THE PROBLEM: From the entries that follow, pick out all lines holding "image".

(Saved entries)
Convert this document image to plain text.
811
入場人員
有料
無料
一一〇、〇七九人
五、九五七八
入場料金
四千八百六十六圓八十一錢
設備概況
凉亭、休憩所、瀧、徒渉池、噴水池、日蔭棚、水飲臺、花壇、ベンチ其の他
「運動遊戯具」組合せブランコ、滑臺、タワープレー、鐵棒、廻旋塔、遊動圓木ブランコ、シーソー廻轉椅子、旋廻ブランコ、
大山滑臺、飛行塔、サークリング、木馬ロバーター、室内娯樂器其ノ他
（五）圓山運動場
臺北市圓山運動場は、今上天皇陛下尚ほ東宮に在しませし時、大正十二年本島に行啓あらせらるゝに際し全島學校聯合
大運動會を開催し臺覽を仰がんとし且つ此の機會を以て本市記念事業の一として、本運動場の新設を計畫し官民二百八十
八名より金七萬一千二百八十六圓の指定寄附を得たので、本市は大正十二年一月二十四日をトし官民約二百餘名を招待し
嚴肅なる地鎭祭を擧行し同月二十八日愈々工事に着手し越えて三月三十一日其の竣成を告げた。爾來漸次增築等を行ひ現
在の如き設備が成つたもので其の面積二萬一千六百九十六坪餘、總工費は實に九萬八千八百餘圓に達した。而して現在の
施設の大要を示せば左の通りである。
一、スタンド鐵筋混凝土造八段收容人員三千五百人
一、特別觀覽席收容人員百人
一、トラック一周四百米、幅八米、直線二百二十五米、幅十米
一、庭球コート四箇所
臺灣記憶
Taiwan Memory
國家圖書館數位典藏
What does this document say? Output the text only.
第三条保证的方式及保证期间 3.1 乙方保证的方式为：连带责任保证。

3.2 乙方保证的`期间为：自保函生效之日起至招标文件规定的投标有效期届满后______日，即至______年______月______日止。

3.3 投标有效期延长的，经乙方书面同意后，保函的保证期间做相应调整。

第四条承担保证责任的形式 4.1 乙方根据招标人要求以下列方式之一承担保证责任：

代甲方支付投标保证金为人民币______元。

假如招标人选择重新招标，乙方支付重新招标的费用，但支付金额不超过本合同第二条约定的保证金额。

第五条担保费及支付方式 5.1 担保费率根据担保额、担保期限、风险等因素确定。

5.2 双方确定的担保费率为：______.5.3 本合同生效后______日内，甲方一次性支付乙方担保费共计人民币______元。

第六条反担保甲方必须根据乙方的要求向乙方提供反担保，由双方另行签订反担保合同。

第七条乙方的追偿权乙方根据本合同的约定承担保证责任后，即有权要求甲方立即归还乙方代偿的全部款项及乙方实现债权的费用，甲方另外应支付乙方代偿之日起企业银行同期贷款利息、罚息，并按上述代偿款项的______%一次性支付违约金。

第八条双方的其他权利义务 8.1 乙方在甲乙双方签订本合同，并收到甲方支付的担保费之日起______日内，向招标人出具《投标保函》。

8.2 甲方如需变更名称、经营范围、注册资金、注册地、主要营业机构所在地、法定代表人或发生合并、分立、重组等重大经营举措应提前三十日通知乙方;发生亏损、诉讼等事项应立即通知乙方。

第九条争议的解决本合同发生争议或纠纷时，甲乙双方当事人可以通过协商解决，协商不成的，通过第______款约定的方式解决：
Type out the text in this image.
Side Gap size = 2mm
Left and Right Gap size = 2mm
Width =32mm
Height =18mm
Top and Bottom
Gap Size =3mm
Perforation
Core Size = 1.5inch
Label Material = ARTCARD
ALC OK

CORRECT RESPONSE:
Convert this document image to plain text.
Type out the text in this image.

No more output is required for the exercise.